#### Stored data:
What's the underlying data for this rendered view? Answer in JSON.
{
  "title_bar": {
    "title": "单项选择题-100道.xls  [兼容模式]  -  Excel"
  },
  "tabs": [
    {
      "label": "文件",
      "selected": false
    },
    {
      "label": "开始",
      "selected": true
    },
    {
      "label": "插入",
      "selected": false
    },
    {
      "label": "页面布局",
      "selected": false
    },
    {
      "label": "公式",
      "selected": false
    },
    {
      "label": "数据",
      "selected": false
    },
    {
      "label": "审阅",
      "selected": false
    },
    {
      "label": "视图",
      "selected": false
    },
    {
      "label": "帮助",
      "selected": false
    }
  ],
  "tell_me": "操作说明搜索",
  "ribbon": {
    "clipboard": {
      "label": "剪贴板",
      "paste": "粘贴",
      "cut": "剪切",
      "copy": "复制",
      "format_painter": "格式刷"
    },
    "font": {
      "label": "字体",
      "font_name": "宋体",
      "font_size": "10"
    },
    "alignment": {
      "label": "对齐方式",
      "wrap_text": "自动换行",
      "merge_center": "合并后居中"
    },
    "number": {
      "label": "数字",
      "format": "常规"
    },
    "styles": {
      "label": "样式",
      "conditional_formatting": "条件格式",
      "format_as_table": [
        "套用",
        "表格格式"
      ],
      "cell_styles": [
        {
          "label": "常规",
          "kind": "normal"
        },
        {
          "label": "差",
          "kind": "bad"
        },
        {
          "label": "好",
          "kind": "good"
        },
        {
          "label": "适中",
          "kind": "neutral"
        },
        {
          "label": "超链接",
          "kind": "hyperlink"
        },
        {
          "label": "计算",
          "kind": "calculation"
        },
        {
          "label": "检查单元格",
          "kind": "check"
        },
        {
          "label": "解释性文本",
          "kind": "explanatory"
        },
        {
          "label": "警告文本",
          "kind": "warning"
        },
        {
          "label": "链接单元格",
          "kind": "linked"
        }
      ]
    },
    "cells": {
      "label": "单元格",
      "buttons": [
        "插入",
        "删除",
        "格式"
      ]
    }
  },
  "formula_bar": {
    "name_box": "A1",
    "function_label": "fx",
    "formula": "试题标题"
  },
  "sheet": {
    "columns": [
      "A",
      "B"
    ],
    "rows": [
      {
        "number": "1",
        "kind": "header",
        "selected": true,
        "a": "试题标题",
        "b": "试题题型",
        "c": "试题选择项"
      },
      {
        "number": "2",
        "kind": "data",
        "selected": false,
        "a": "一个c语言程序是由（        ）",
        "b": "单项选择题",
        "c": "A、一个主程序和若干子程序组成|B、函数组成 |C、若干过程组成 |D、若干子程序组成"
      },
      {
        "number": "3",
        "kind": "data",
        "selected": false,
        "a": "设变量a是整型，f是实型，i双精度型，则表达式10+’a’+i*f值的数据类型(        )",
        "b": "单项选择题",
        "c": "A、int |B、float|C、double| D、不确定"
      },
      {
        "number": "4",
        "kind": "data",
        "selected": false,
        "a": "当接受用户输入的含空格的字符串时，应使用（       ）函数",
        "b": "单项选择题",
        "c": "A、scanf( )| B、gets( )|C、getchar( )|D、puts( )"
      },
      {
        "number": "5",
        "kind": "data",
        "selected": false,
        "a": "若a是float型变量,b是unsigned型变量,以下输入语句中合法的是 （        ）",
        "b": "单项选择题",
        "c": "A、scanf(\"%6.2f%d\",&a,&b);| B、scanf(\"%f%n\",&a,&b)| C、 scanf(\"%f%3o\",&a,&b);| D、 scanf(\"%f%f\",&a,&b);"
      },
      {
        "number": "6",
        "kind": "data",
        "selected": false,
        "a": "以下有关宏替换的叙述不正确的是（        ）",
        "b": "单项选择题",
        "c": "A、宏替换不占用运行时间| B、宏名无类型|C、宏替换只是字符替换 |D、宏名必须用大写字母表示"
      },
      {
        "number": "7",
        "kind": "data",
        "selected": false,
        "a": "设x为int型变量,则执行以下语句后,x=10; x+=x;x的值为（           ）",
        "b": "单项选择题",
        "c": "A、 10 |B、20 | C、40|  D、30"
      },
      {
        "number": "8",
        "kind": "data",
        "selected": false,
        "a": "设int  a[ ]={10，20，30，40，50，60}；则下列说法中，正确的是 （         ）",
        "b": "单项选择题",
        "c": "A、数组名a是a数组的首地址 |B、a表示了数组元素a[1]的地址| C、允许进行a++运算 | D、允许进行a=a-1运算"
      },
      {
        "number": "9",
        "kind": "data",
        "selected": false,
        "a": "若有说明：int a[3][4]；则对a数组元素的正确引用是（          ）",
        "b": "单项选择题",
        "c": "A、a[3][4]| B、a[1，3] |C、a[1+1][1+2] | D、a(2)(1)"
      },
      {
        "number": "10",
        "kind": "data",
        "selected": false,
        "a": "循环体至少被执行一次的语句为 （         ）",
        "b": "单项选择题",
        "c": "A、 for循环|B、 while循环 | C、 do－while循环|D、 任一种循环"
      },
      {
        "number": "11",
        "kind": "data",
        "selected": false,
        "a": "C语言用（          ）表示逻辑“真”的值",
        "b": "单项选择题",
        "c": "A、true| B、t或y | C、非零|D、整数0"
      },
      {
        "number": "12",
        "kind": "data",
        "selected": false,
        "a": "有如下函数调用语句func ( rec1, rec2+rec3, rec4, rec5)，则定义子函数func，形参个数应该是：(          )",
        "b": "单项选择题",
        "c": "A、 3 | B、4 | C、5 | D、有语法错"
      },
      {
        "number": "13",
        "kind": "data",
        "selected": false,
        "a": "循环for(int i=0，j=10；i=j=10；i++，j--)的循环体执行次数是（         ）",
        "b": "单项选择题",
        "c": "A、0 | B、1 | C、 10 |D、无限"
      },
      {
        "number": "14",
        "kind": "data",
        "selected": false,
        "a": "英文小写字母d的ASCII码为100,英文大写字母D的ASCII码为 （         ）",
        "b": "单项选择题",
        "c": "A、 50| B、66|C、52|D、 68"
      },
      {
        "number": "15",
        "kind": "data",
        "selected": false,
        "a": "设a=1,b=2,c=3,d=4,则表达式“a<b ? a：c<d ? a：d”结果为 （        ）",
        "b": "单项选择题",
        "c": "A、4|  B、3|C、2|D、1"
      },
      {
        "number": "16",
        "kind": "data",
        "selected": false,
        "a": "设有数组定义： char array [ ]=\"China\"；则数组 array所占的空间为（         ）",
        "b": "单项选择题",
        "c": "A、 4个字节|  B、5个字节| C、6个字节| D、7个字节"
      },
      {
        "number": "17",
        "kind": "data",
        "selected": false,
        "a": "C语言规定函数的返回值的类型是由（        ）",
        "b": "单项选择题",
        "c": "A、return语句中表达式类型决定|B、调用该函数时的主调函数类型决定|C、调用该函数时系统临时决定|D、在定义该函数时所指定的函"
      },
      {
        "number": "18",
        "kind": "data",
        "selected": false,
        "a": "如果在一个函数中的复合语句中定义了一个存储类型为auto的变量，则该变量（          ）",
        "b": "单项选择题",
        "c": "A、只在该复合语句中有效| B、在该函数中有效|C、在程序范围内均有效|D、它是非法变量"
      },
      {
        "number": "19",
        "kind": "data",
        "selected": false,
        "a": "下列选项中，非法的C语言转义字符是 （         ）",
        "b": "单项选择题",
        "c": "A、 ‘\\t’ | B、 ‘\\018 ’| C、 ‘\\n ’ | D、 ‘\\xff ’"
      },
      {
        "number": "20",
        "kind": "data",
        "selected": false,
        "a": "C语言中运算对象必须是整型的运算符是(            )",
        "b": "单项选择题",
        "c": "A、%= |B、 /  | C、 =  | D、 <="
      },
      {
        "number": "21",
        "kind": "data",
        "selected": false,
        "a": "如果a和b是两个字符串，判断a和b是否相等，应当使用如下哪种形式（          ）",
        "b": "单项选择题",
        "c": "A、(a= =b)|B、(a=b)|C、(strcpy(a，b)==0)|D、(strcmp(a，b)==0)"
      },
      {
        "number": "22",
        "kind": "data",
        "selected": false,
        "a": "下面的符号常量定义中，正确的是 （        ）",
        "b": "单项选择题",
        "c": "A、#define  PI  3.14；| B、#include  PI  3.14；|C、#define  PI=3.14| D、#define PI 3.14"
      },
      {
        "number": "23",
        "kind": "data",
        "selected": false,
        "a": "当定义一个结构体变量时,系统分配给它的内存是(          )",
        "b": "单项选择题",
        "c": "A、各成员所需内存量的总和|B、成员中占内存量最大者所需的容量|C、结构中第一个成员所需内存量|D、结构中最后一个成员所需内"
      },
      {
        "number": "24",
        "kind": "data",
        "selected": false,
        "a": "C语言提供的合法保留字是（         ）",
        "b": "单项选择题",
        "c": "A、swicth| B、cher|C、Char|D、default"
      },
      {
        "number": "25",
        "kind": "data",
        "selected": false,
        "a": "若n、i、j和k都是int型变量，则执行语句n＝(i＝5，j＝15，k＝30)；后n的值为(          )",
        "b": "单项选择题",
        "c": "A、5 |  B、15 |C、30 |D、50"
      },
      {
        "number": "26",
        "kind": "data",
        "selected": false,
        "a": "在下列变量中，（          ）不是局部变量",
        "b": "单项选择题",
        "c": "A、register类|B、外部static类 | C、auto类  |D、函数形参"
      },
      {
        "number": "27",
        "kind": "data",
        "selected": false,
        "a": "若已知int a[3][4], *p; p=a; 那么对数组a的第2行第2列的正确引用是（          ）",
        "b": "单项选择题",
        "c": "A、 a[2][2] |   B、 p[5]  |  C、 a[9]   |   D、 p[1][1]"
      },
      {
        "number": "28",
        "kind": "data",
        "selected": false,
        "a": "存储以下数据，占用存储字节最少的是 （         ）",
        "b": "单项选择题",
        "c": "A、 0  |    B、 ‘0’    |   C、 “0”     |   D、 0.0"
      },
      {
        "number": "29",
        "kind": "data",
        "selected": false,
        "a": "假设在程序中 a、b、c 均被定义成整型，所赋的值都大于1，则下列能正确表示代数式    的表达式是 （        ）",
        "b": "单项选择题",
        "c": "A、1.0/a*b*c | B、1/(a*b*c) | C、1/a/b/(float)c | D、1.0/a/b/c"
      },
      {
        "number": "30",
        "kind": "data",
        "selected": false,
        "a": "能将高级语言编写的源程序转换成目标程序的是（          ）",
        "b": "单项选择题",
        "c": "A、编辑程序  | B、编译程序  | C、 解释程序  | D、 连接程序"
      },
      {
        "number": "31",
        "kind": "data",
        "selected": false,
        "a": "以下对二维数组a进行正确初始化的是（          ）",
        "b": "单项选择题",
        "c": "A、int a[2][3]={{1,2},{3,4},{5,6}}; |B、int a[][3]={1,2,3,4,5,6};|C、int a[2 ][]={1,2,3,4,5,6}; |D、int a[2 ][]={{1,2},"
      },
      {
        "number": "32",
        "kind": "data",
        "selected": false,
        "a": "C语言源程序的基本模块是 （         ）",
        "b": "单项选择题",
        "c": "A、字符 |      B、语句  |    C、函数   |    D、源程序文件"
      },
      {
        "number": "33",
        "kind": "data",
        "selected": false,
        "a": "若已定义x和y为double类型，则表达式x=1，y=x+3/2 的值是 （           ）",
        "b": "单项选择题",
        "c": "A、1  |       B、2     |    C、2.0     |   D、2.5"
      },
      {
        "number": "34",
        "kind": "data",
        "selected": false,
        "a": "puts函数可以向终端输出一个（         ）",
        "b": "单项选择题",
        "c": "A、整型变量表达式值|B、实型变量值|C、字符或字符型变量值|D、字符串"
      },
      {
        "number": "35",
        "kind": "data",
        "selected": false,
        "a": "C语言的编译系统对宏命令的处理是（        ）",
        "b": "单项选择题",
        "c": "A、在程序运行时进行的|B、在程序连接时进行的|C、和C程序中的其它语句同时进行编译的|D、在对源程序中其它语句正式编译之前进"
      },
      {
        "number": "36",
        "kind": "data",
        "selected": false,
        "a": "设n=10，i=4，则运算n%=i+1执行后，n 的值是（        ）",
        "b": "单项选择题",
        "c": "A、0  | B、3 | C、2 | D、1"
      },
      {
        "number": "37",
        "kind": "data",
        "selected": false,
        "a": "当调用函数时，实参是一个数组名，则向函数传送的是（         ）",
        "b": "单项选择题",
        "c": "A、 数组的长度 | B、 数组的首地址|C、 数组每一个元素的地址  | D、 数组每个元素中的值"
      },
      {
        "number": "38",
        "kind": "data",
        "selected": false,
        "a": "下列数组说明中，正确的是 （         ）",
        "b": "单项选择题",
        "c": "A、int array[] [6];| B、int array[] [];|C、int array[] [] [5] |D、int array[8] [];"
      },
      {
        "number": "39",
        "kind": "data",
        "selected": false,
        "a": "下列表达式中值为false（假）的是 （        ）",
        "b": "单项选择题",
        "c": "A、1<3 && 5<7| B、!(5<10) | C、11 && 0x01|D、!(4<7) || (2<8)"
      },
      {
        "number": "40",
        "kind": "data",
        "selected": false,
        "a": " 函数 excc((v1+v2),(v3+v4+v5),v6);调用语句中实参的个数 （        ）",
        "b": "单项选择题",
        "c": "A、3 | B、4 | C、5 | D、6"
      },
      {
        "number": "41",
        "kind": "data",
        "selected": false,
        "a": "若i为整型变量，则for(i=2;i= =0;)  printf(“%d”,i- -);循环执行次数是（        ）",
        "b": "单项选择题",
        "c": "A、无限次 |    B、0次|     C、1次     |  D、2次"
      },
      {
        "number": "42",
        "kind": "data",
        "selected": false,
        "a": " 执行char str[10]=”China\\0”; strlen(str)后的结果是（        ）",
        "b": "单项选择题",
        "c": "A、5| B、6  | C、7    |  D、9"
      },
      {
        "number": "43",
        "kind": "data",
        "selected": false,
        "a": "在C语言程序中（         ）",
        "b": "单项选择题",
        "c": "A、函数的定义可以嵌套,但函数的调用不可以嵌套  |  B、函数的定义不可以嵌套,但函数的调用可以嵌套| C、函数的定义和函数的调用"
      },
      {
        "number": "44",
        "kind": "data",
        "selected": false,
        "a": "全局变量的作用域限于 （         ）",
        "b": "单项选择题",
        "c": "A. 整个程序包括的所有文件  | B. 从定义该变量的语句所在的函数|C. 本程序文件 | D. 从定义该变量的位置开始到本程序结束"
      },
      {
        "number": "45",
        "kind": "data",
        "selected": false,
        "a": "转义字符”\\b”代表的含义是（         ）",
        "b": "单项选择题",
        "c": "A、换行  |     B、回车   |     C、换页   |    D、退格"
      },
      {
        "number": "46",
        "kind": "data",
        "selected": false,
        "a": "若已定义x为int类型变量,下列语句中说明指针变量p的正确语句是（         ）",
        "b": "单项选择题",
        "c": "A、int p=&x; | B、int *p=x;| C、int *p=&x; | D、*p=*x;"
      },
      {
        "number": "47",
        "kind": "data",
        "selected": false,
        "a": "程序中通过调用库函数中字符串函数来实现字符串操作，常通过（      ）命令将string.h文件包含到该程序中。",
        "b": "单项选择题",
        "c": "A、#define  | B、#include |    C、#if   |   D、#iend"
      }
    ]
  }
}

#### To do:
List each line holding the string "array".

#### Answer for the task:
        "a": "设有数组定义： char array [ ]=\"China\"；则数组 array所占的空间为（         ）",
        "c": "A、int array[] [6];| B、int array[] [];|C、int array[] [] [5] |D、int array[8] [];"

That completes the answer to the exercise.